-- Start EXERCISE INPUT --
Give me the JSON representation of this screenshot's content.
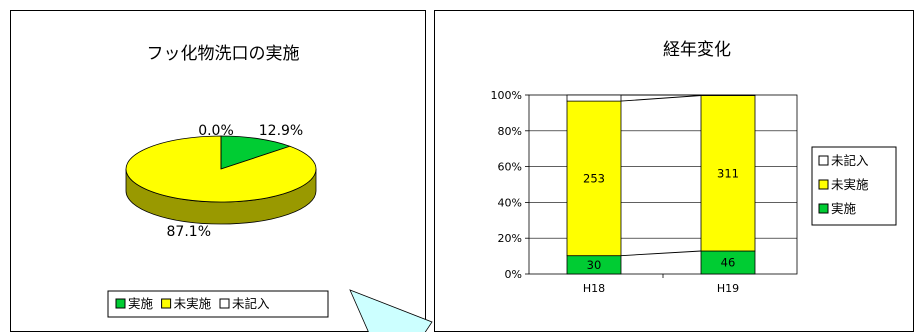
{
  "chart_data": [
    {
      "type": "pie",
      "title": "フッ化物洗口の実施",
      "categories": [
        "実施",
        "未実施",
        "未記入"
      ],
      "values": [
        12.9,
        87.1,
        0.0
      ],
      "value_labels": [
        "12.9%",
        "87.1%",
        "0.0%"
      ],
      "colors": [
        "#00cc33",
        "#ffff00",
        "#ffffff"
      ],
      "style": "3d",
      "legend": {
        "position": "bottom",
        "items": [
          "実施",
          "未実施",
          "未記入"
        ]
      }
    },
    {
      "type": "bar",
      "stacked": "percent",
      "title": "経年変化",
      "categories": [
        "H18",
        "H19"
      ],
      "series": [
        {
          "name": "実施",
          "values": [
            30,
            46
          ],
          "color": "#00cc33"
        },
        {
          "name": "未実施",
          "values": [
            253,
            311
          ],
          "color": "#ffff00"
        },
        {
          "name": "未記入",
          "values": [
            10,
            1
          ],
          "color": "#ffffff"
        }
      ],
      "data_labels": [
        [
          "30",
          "253"
        ],
        [
          "46",
          "311"
        ]
      ],
      "ylim": [
        0,
        100
      ],
      "yticks": [
        "0%",
        "20%",
        "40%",
        "60%",
        "80%",
        "100%"
      ],
      "grid": true,
      "series_lines": true,
      "legend": {
        "position": "right",
        "items": [
          "未記入",
          "未実施",
          "実施"
        ]
      }
    }
  ]
}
-- End EXERCISE INPUT --
◆ PROBLEM TO SOLVE
Omit each picture, then return all of the listing exactly as it stands.

◆ THE SOLUTION
Give me the JSON representation of this screenshot's content.
{
  "chart_data": [
    {
      "type": "pie",
      "title": "フッ化物洗口の実施",
      "categories": [
        "実施",
        "未実施",
        "未記入"
      ],
      "values": [
        12.9,
        87.1,
        0.0
      ],
      "value_labels": [
        "12.9%",
        "87.1%",
        "0.0%"
      ],
      "colors": [
        "#00cc33",
        "#ffff00",
        "#ffffff"
      ],
      "style": "3d",
      "legend": {
        "position": "bottom",
        "items": [
          "実施",
          "未実施",
          "未記入"
        ]
      }
    },
    {
      "type": "bar",
      "stacked": "percent",
      "title": "経年変化",
      "categories": [
        "H18",
        "H19"
      ],
      "series": [
        {
          "name": "実施",
          "values": [
            30,
            46
          ],
          "color": "#00cc33"
        },
        {
          "name": "未実施",
          "values": [
            253,
            311
          ],
          "color": "#ffff00"
        },
        {
          "name": "未記入",
          "values": [
            10,
            1
          ],
          "color": "#ffffff"
        }
      ],
      "data_labels": [
        [
          "30",
          "253"
        ],
        [
          "46",
          "311"
        ]
      ],
      "ylim": [
        0,
        100
      ],
      "yticks": [
        "0%",
        "20%",
        "40%",
        "60%",
        "80%",
        "100%"
      ],
      "grid": true,
      "series_lines": true,
      "legend": {
        "position": "right",
        "items": [
          "未記入",
          "未実施",
          "実施"
        ]
      }
    }
  ]
}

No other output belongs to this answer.